### WRITTEN EXERCISE
Identify each line holding the string "this" and copy it.

### TASK MATERIAL
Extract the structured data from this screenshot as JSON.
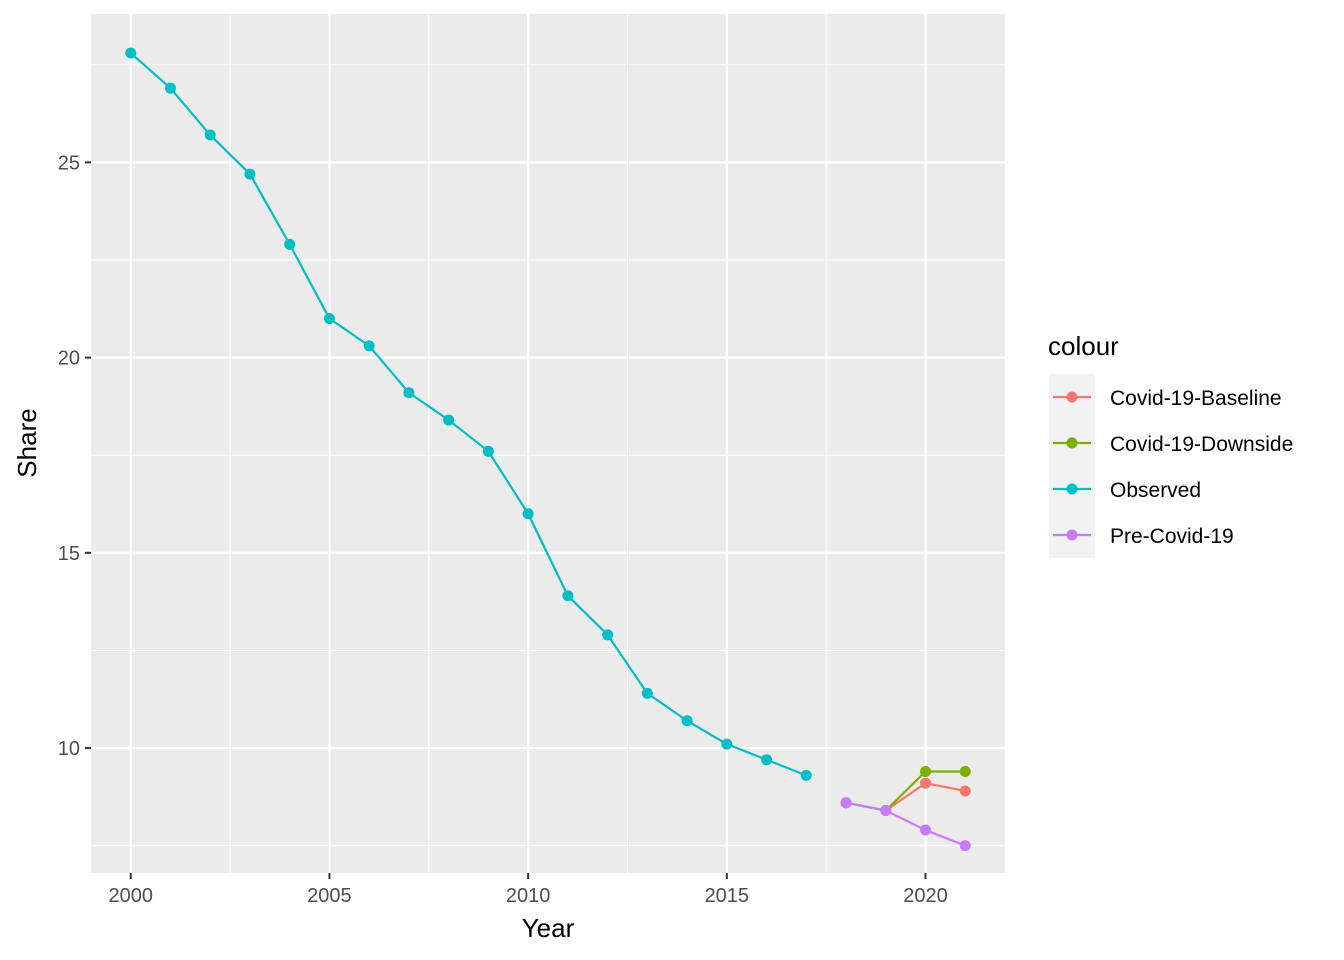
{
  "chart_data": {
    "type": "line",
    "title": "",
    "xlabel": "Year",
    "ylabel": "Share",
    "xlim": [
      1999,
      2022
    ],
    "ylim": [
      6.8,
      28.8
    ],
    "x_ticks": [
      2000,
      2005,
      2010,
      2015,
      2020
    ],
    "y_ticks": [
      10,
      15,
      20,
      25
    ],
    "grid": true,
    "legend": {
      "title": "colour",
      "position": "right"
    },
    "series": [
      {
        "name": "Covid-19-Baseline",
        "color": "#F8766D",
        "x": [
          2018,
          2019,
          2020,
          2021
        ],
        "y": [
          8.6,
          8.4,
          9.1,
          8.9
        ]
      },
      {
        "name": "Covid-19-Downside",
        "color": "#7CAE00",
        "x": [
          2018,
          2019,
          2020,
          2021
        ],
        "y": [
          8.6,
          8.4,
          9.4,
          9.4
        ]
      },
      {
        "name": "Observed",
        "color": "#00BFC4",
        "x": [
          2000,
          2001,
          2002,
          2003,
          2004,
          2005,
          2006,
          2007,
          2008,
          2009,
          2010,
          2011,
          2012,
          2013,
          2014,
          2015,
          2016,
          2017
        ],
        "y": [
          27.8,
          26.9,
          25.7,
          24.7,
          22.9,
          21.0,
          20.3,
          19.1,
          18.4,
          17.6,
          16.0,
          13.9,
          12.9,
          11.4,
          10.7,
          10.1,
          9.7,
          9.3
        ]
      },
      {
        "name": "Pre-Covid-19",
        "color": "#C77CFF",
        "x": [
          2018,
          2019,
          2020,
          2021
        ],
        "y": [
          8.6,
          8.4,
          7.9,
          7.5
        ]
      }
    ]
  }
}
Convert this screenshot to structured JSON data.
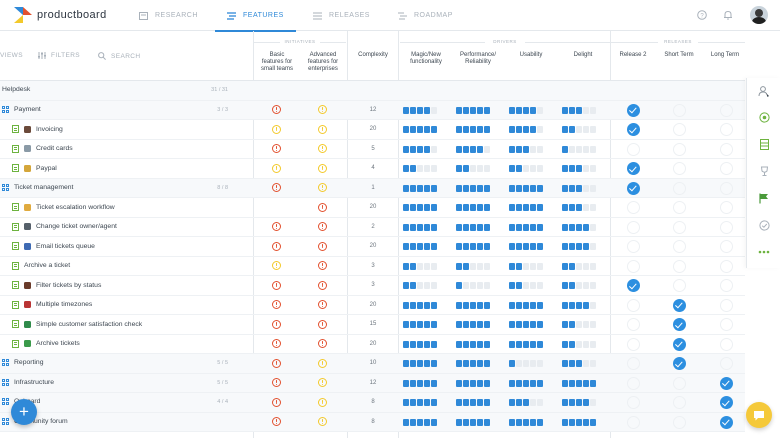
{
  "app": {
    "brand": "productboard",
    "tabs": [
      {
        "label": "RESEARCH",
        "icon": "inbox-icon"
      },
      {
        "label": "FEATURES",
        "icon": "features-icon",
        "active": true
      },
      {
        "label": "RELEASES",
        "icon": "releases-icon"
      },
      {
        "label": "ROADMAP",
        "icon": "roadmap-icon"
      }
    ]
  },
  "toolbar": {
    "views_label": "VIEWS",
    "filters_label": "FILTERS",
    "search_label": "SEARCH"
  },
  "groups": {
    "initiatives": "INITIATIVES",
    "drivers": "DRIVERS",
    "releases": "RELEASES"
  },
  "columns": {
    "basic": [
      "Basic",
      "features for",
      "small teams"
    ],
    "advanced": [
      "Advanced",
      "features for",
      "enterprises"
    ],
    "complexity": "Complexity",
    "magic": [
      "Magic/New",
      "functionality"
    ],
    "performance": [
      "Performance/",
      "Reliability"
    ],
    "usability": "Usability",
    "delight": "Delight",
    "release2": "Release 2",
    "short_term": "Short Term",
    "long_term": "Long Term"
  },
  "colors": {
    "accent": "#2f89d8",
    "red": "#e2512f",
    "yellow": "#f3c92b",
    "feature_green": "#6db33f",
    "chat_yellow": "#f5c93a"
  },
  "rows": [
    {
      "type": "product",
      "name": "Helpdesk",
      "count": "31 / 31"
    },
    {
      "type": "component",
      "name": "Payment",
      "count": "3 / 3",
      "basic": "red",
      "advanced": "yellow",
      "complexity": "12",
      "magic": 4,
      "perf": 5,
      "usability": 4,
      "delight": 3,
      "release2": true
    },
    {
      "type": "feature",
      "name": "Invoicing",
      "icon_color": "#6b4a3a",
      "basic": "yellow",
      "advanced": "yellow",
      "complexity": "20",
      "magic": 5,
      "perf": 5,
      "usability": 4,
      "delight": 2,
      "release2": true
    },
    {
      "type": "feature",
      "name": "Credit cards",
      "icon_color": "#8a9aa6",
      "basic": "red",
      "advanced": "yellow",
      "complexity": "5",
      "magic": 4,
      "perf": 4,
      "usability": 3,
      "delight": 1
    },
    {
      "type": "feature",
      "name": "Paypal",
      "icon_color": "#d4a63a",
      "basic": "yellow",
      "advanced": "yellow",
      "complexity": "4",
      "magic": 2,
      "perf": 2,
      "usability": 2,
      "delight": 3,
      "release2": true
    },
    {
      "type": "component",
      "name": "Ticket management",
      "count": "8 / 8",
      "basic": "red",
      "advanced": "yellow",
      "complexity": "1",
      "magic": 5,
      "perf": 5,
      "usability": 5,
      "delight": 3,
      "release2": true
    },
    {
      "type": "feature",
      "name": "Ticket escalation workflow",
      "icon_color": "#e0aa3e",
      "advanced": "red",
      "complexity": "20",
      "magic": 5,
      "perf": 5,
      "usability": 5,
      "delight": 3
    },
    {
      "type": "feature",
      "name": "Change ticket owner/agent",
      "icon_color": "#56606a",
      "basic": "red",
      "advanced": "red",
      "complexity": "2",
      "magic": 5,
      "perf": 5,
      "usability": 5,
      "delight": 4
    },
    {
      "type": "feature",
      "name": "Email tickets queue",
      "icon_color": "#3e6ab3",
      "basic": "red",
      "advanced": "red",
      "complexity": "20",
      "magic": 5,
      "perf": 5,
      "usability": 5,
      "delight": 4
    },
    {
      "type": "feature",
      "name": "Archive a ticket",
      "basic": "yellow",
      "advanced": "red",
      "complexity": "3",
      "magic": 2,
      "perf": 2,
      "usability": 2,
      "delight": 2
    },
    {
      "type": "feature",
      "name": "Filter tickets by status",
      "icon_color": "#6a3b2a",
      "basic": "red",
      "advanced": "red",
      "complexity": "3",
      "magic": 2,
      "perf": 1,
      "usability": 2,
      "delight": 2,
      "release2": true
    },
    {
      "type": "feature",
      "name": "Multiple timezones",
      "icon_color": "#b93434",
      "basic": "red",
      "advanced": "red",
      "complexity": "20",
      "magic": 5,
      "perf": 5,
      "usability": 5,
      "delight": 4,
      "short_term": true
    },
    {
      "type": "feature",
      "name": "Simple customer satisfaction check",
      "icon_color": "#2f8a4a",
      "basic": "red",
      "advanced": "red",
      "complexity": "15",
      "magic": 5,
      "perf": 5,
      "usability": 5,
      "delight": 2,
      "short_term": true
    },
    {
      "type": "feature",
      "name": "Archive tickets",
      "icon_color": "#3a9a4a",
      "basic": "red",
      "advanced": "red",
      "complexity": "20",
      "magic": 5,
      "perf": 5,
      "usability": 5,
      "delight": 2,
      "short_term": true
    },
    {
      "type": "component",
      "name": "Reporting",
      "count": "5 / 5",
      "basic": "red",
      "advanced": "yellow",
      "complexity": "10",
      "magic": 5,
      "perf": 5,
      "usability": 1,
      "delight": 3,
      "short_term": true
    },
    {
      "type": "component",
      "name": "Infrastructure",
      "count": "5 / 5",
      "basic": "red",
      "advanced": "yellow",
      "complexity": "12",
      "magic": 5,
      "perf": 5,
      "usability": 5,
      "delight": 5,
      "long_term": true
    },
    {
      "type": "component",
      "name": "Onboard",
      "count": "4 / 4",
      "basic": "red",
      "advanced": "yellow",
      "complexity": "8",
      "magic": 5,
      "perf": 5,
      "usability": 3,
      "delight": 4,
      "long_term": true
    },
    {
      "type": "component",
      "name": "Community forum",
      "basic": "red",
      "advanced": "yellow",
      "complexity": "8",
      "magic": 5,
      "perf": 5,
      "usability": 5,
      "delight": 5,
      "long_term": true
    }
  ],
  "rail": [
    "person-settings-icon",
    "target-icon",
    "spreadsheet-icon",
    "trophy-icon",
    "flag-icon",
    "check-circle-icon",
    "more-icon"
  ],
  "fab_label": "+"
}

### ANSWER FOR THE TASK
Extract the structured data from this screenshot as JSON.
Convert this screenshot to structured JSON data.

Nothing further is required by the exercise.